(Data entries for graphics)
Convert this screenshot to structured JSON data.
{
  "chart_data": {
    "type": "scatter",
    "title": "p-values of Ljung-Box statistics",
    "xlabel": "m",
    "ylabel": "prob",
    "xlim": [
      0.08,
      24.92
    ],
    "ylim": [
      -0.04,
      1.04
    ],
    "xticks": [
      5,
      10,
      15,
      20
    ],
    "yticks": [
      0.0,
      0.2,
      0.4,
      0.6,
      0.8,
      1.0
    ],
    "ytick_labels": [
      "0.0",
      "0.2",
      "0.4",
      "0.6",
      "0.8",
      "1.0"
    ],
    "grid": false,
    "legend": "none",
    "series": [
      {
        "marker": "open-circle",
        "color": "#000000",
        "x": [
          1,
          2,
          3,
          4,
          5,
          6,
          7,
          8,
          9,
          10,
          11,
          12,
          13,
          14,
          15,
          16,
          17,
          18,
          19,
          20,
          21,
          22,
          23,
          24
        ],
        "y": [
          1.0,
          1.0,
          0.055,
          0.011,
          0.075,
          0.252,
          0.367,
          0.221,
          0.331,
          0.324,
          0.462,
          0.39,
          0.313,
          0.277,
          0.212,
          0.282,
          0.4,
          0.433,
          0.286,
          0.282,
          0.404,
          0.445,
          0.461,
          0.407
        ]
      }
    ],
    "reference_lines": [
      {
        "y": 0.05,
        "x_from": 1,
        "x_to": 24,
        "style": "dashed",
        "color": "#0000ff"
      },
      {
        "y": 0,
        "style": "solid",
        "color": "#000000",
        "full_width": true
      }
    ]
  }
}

- _What the task requires_: Make an exact copy of all the data.

- _Complete response_:
Convert this screenshot to structured JSON data.
{
  "chart_data": {
    "type": "scatter",
    "title": "p-values of Ljung-Box statistics",
    "xlabel": "m",
    "ylabel": "prob",
    "xlim": [
      0.08,
      24.92
    ],
    "ylim": [
      -0.04,
      1.04
    ],
    "xticks": [
      5,
      10,
      15,
      20
    ],
    "yticks": [
      0.0,
      0.2,
      0.4,
      0.6,
      0.8,
      1.0
    ],
    "ytick_labels": [
      "0.0",
      "0.2",
      "0.4",
      "0.6",
      "0.8",
      "1.0"
    ],
    "grid": false,
    "legend": "none",
    "series": [
      {
        "marker": "open-circle",
        "color": "#000000",
        "x": [
          1,
          2,
          3,
          4,
          5,
          6,
          7,
          8,
          9,
          10,
          11,
          12,
          13,
          14,
          15,
          16,
          17,
          18,
          19,
          20,
          21,
          22,
          23,
          24
        ],
        "y": [
          1.0,
          1.0,
          0.055,
          0.011,
          0.075,
          0.252,
          0.367,
          0.221,
          0.331,
          0.324,
          0.462,
          0.39,
          0.313,
          0.277,
          0.212,
          0.282,
          0.4,
          0.433,
          0.286,
          0.282,
          0.404,
          0.445,
          0.461,
          0.407
        ]
      }
    ],
    "reference_lines": [
      {
        "y": 0.05,
        "x_from": 1,
        "x_to": 24,
        "style": "dashed",
        "color": "#0000ff"
      },
      {
        "y": 0,
        "style": "solid",
        "color": "#000000",
        "full_width": true
      }
    ]
  }
}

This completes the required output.